» **What this task involves**
Reproduce each record below exactly as written.

Excerpt from a dataset:
_____
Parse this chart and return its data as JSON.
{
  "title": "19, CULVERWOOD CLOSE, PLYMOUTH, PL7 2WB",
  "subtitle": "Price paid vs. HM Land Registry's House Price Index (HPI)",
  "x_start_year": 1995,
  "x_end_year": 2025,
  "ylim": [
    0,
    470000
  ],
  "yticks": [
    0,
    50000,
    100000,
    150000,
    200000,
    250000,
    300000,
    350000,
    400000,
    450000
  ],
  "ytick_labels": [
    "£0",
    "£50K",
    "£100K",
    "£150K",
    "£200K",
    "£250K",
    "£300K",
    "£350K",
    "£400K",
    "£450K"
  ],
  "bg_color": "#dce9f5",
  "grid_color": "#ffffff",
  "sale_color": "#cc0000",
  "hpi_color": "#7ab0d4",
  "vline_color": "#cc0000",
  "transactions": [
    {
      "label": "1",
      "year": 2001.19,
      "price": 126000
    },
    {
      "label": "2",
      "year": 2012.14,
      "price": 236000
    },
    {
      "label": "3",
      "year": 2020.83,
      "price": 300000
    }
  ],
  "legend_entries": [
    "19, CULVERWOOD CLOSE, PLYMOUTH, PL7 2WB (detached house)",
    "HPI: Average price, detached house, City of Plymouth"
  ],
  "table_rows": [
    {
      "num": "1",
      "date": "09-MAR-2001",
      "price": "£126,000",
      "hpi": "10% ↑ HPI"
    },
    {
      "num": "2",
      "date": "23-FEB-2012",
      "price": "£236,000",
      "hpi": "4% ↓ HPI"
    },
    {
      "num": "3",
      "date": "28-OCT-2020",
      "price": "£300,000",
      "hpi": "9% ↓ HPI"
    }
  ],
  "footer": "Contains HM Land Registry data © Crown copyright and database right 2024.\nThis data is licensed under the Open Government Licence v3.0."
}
_____
» **The completed task**
Parse this chart and return its data as JSON.
{
  "title": "19, CULVERWOOD CLOSE, PLYMOUTH, PL7 2WB",
  "subtitle": "Price paid vs. HM Land Registry's House Price Index (HPI)",
  "x_start_year": 1995,
  "x_end_year": 2025,
  "ylim": [
    0,
    470000
  ],
  "yticks": [
    0,
    50000,
    100000,
    150000,
    200000,
    250000,
    300000,
    350000,
    400000,
    450000
  ],
  "ytick_labels": [
    "£0",
    "£50K",
    "£100K",
    "£150K",
    "£200K",
    "£250K",
    "£300K",
    "£350K",
    "£400K",
    "£450K"
  ],
  "bg_color": "#dce9f5",
  "grid_color": "#ffffff",
  "sale_color": "#cc0000",
  "hpi_color": "#7ab0d4",
  "vline_color": "#cc0000",
  "transactions": [
    {
      "label": "1",
      "year": 2001.19,
      "price": 126000
    },
    {
      "label": "2",
      "year": 2012.14,
      "price": 236000
    },
    {
      "label": "3",
      "year": 2020.83,
      "price": 300000
    }
  ],
  "legend_entries": [
    "19, CULVERWOOD CLOSE, PLYMOUTH, PL7 2WB (detached house)",
    "HPI: Average price, detached house, City of Plymouth"
  ],
  "table_rows": [
    {
      "num": "1",
      "date": "09-MAR-2001",
      "price": "£126,000",
      "hpi": "10% ↑ HPI"
    },
    {
      "num": "2",
      "date": "23-FEB-2012",
      "price": "£236,000",
      "hpi": "4% ↓ HPI"
    },
    {
      "num": "3",
      "date": "28-OCT-2020",
      "price": "£300,000",
      "hpi": "9% ↓ HPI"
    }
  ],
  "footer": "Contains HM Land Registry data © Crown copyright and database right 2024.\nThis data is licensed under the Open Government Licence v3.0."
}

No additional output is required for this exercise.